» Work required:
Send back all the data below, exactly as given.

» Dataset entries:

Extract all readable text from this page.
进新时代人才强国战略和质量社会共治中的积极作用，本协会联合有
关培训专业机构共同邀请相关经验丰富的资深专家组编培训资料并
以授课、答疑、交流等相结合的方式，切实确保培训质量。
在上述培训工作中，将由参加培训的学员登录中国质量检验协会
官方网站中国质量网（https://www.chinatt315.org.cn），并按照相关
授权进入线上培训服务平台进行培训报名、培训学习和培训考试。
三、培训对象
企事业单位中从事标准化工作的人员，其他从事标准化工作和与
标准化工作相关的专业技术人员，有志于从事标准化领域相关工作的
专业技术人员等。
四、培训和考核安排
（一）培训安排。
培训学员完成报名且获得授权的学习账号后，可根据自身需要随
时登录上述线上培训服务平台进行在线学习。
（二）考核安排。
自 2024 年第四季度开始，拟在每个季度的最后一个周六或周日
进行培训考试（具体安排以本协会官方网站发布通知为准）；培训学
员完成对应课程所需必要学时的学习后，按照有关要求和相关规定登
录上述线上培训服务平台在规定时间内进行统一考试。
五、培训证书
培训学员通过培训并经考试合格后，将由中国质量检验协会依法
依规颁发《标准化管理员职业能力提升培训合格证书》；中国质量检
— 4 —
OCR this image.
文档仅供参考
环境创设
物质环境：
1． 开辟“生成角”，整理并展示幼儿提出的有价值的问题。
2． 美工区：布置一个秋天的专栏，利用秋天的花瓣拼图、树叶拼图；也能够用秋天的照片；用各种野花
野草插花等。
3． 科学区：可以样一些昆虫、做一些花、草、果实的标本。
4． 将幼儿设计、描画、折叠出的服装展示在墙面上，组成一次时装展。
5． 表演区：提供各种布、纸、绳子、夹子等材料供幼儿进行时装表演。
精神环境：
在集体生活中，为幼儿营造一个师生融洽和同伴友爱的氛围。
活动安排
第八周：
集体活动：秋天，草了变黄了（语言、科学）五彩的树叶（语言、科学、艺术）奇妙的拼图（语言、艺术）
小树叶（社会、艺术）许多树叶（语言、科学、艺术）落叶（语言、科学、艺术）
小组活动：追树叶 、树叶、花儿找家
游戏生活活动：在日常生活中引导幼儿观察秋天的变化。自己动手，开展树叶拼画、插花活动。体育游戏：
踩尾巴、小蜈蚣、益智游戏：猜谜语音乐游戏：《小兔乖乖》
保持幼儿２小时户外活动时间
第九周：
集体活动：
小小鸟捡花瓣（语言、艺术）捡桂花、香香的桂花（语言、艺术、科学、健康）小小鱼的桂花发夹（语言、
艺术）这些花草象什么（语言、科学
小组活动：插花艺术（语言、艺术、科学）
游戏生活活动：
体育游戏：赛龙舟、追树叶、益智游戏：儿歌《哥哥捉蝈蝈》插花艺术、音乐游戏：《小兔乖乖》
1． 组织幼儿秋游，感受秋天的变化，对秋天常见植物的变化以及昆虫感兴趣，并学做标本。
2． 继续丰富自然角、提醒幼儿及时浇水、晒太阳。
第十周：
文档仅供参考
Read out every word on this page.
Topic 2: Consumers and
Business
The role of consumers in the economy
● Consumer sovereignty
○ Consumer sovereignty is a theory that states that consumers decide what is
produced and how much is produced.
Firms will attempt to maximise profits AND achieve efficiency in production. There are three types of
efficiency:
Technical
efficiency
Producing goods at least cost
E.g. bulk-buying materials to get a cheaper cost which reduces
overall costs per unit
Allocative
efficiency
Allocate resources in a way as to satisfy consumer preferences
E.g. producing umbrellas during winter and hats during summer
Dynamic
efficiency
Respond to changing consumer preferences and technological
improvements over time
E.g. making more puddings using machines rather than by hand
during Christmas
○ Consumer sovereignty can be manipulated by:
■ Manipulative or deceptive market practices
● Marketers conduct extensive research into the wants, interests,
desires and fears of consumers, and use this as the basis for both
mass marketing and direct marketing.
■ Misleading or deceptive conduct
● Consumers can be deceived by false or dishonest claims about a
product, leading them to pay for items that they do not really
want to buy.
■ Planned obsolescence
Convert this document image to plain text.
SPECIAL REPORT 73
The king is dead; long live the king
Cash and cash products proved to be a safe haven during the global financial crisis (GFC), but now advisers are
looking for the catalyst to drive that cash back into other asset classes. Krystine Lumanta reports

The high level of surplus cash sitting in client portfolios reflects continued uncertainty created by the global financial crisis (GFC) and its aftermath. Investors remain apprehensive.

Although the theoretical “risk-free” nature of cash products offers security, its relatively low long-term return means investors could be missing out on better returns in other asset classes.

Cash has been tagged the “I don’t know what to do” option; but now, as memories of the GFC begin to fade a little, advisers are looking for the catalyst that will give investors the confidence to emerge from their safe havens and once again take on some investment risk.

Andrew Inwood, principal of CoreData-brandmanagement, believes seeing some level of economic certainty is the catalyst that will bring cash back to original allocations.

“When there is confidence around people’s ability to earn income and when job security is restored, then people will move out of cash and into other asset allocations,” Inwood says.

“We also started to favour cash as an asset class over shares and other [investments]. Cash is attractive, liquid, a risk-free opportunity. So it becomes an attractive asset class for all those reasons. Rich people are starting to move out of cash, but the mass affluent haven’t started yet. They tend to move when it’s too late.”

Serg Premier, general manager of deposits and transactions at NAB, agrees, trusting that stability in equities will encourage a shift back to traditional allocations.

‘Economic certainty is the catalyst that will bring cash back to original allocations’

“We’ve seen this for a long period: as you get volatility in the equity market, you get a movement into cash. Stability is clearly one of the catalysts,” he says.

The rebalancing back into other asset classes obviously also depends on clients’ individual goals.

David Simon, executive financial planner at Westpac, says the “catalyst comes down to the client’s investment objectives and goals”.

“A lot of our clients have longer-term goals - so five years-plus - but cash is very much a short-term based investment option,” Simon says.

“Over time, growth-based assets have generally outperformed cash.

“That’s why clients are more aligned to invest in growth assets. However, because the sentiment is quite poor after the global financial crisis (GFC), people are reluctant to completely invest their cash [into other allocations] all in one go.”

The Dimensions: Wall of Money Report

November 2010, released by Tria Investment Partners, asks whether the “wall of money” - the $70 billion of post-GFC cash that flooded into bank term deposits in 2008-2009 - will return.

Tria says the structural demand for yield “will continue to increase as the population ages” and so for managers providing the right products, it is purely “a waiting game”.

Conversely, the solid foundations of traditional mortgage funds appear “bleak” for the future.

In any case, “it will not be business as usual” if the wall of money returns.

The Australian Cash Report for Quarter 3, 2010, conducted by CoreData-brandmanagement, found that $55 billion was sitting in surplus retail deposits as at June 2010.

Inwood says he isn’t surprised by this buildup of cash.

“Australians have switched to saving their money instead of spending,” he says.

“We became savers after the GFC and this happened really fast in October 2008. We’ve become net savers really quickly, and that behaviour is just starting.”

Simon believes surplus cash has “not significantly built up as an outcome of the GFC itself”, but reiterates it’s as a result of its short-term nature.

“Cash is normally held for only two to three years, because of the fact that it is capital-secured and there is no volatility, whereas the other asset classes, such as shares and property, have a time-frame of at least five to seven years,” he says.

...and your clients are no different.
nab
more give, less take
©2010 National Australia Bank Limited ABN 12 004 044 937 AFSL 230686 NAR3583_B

» The response:
Extract all readable text from this page.
进新时代人才强国战略和质量社会共治中的积极作用，本协会联合有
关培训专业机构共同邀请相关经验丰富的资深专家组编培训资料并
以授课、答疑、交流等相结合的方式，切实确保培训质量。
在上述培训工作中，将由参加培训的学员登录中国质量检验协会
官方网站中国质量网（https://www.chinatt315.org.cn），并按照相关
授权进入线上培训服务平台进行培训报名、培训学习和培训考试。
三、培训对象
企事业单位中从事标准化工作的人员，其他从事标准化工作和与
标准化工作相关的专业技术人员，有志于从事标准化领域相关工作的
专业技术人员等。
四、培训和考核安排
（一）培训安排。
培训学员完成报名且获得授权的学习账号后，可根据自身需要随
时登录上述线上培训服务平台进行在线学习。
（二）考核安排。
自 2024 年第四季度开始，拟在每个季度的最后一个周六或周日
进行培训考试（具体安排以本协会官方网站发布通知为准）；培训学
员完成对应课程所需必要学时的学习后，按照有关要求和相关规定登
录上述线上培训服务平台在规定时间内进行统一考试。
五、培训证书
培训学员通过培训并经考试合格后，将由中国质量检验协会依法
依规颁发《标准化管理员职业能力提升培训合格证书》；中国质量检
— 4 —
OCR this image.
文档仅供参考
环境创设
物质环境：
1． 开辟“生成角”，整理并展示幼儿提出的有价值的问题。
2． 美工区：布置一个秋天的专栏，利用秋天的花瓣拼图、树叶拼图；也能够用秋天的照片；用各种野花
野草插花等。
3． 科学区：可以样一些昆虫、做一些花、草、果实的标本。
4． 将幼儿设计、描画、折叠出的服装展示在墙面上，组成一次时装展。
5． 表演区：提供各种布、纸、绳子、夹子等材料供幼儿进行时装表演。
精神环境：
在集体生活中，为幼儿营造一个师生融洽和同伴友爱的氛围。
活动安排
第八周：
集体活动：秋天，草了变黄了（语言、科学）五彩的树叶（语言、科学、艺术）奇妙的拼图（语言、艺术）
小树叶（社会、艺术）许多树叶（语言、科学、艺术）落叶（语言、科学、艺术）
小组活动：追树叶 、树叶、花儿找家
游戏生活活动：在日常生活中引导幼儿观察秋天的变化。自己动手，开展树叶拼画、插花活动。体育游戏：
踩尾巴、小蜈蚣、益智游戏：猜谜语音乐游戏：《小兔乖乖》
保持幼儿２小时户外活动时间
第九周：
集体活动：
小小鸟捡花瓣（语言、艺术）捡桂花、香香的桂花（语言、艺术、科学、健康）小小鱼的桂花发夹（语言、
艺术）这些花草象什么（语言、科学
小组活动：插花艺术（语言、艺术、科学）
游戏生活活动：
体育游戏：赛龙舟、追树叶、益智游戏：儿歌《哥哥捉蝈蝈》插花艺术、音乐游戏：《小兔乖乖》
1． 组织幼儿秋游，感受秋天的变化，对秋天常见植物的变化以及昆虫感兴趣，并学做标本。
2． 继续丰富自然角、提醒幼儿及时浇水、晒太阳。
第十周：
文档仅供参考
Read out every word on this page.
Topic 2: Consumers and
Business
The role of consumers in the economy
● Consumer sovereignty
○ Consumer sovereignty is a theory that states that consumers decide what is
produced and how much is produced.
Firms will attempt to maximise profits AND achieve efficiency in production. There are three types of
efficiency:
Technical
efficiency
Producing goods at least cost
E.g. bulk-buying materials to get a cheaper cost which reduces
overall costs per unit
Allocative
efficiency
Allocate resources in a way as to satisfy consumer preferences
E.g. producing umbrellas during winter and hats during summer
Dynamic
efficiency
Respond to changing consumer preferences and technological
improvements over time
E.g. making more puddings using machines rather than by hand
during Christmas
○ Consumer sovereignty can be manipulated by:
■ Manipulative or deceptive market practices
● Marketers conduct extensive research into the wants, interests,
desires and fears of consumers, and use this as the basis for both
mass marketing and direct marketing.
■ Misleading or deceptive conduct
● Consumers can be deceived by false or dishonest claims about a
product, leading them to pay for items that they do not really
want to buy.
■ Planned obsolescence
Convert this document image to plain text.
SPECIAL REPORT 73
The king is dead; long live the king
Cash and cash products proved to be a safe haven during the global financial crisis (GFC), but now advisers are
looking for the catalyst to drive that cash back into other asset classes. Krystine Lumanta reports

The high level of surplus cash sitting in client portfolios reflects continued uncertainty created by the global financial crisis (GFC) and its aftermath. Investors remain apprehensive.

Although the theoretical “risk-free” nature of cash products offers security, its relatively low long-term return means investors could be missing out on better returns in other asset classes.

Cash has been tagged the “I don’t know what to do” option; but now, as memories of the GFC begin to fade a little, advisers are looking for the catalyst that will give investors the confidence to emerge from their safe havens and once again take on some investment risk.

Andrew Inwood, principal of CoreData-brandmanagement, believes seeing some level of economic certainty is the catalyst that will bring cash back to original allocations.

“When there is confidence around people’s ability to earn income and when job security is restored, then people will move out of cash and into other asset allocations,” Inwood says.

“We also started to favour cash as an asset class over shares and other [investments]. Cash is attractive, liquid, a risk-free opportunity. So it becomes an attractive asset class for all those reasons. Rich people are starting to move out of cash, but the mass affluent haven’t started yet. They tend to move when it’s too late.”

Serg Premier, general manager of deposits and transactions at NAB, agrees, trusting that stability in equities will encourage a shift back to traditional allocations.

‘Economic certainty is the catalyst that will bring cash back to original allocations’

“We’ve seen this for a long period: as you get volatility in the equity market, you get a movement into cash. Stability is clearly one of the catalysts,” he says.

The rebalancing back into other asset classes obviously also depends on clients’ individual goals.

David Simon, executive financial planner at Westpac, says the “catalyst comes down to the client’s investment objectives and goals”.

“A lot of our clients have longer-term goals - so five years-plus - but cash is very much a short-term based investment option,” Simon says.

“Over time, growth-based assets have generally outperformed cash.

“That’s why clients are more aligned to invest in growth assets. However, because the sentiment is quite poor after the global financial crisis (GFC), people are reluctant to completely invest their cash [into other allocations] all in one go.”

The Dimensions: Wall of Money Report

November 2010, released by Tria Investment Partners, asks whether the “wall of money” - the $70 billion of post-GFC cash that flooded into bank term deposits in 2008-2009 - will return.

Tria says the structural demand for yield “will continue to increase as the population ages” and so for managers providing the right products, it is purely “a waiting game”.

Conversely, the solid foundations of traditional mortgage funds appear “bleak” for the future.

In any case, “it will not be business as usual” if the wall of money returns.

The Australian Cash Report for Quarter 3, 2010, conducted by CoreData-brandmanagement, found that $55 billion was sitting in surplus retail deposits as at June 2010.

Inwood says he isn’t surprised by this buildup of cash.

“Australians have switched to saving their money instead of spending,” he says.

“We became savers after the GFC and this happened really fast in October 2008. We’ve become net savers really quickly, and that behaviour is just starting.”

Simon believes surplus cash has “not significantly built up as an outcome of the GFC itself”, but reiterates it’s as a result of its short-term nature.

“Cash is normally held for only two to three years, because of the fact that it is capital-secured and there is no volatility, whereas the other asset classes, such as shares and property, have a time-frame of at least five to seven years,” he says.

...and your clients are no different.
nab
more give, less take
©2010 National Australia Bank Limited ABN 12 004 044 937 AFSL 230686 NAR3583_B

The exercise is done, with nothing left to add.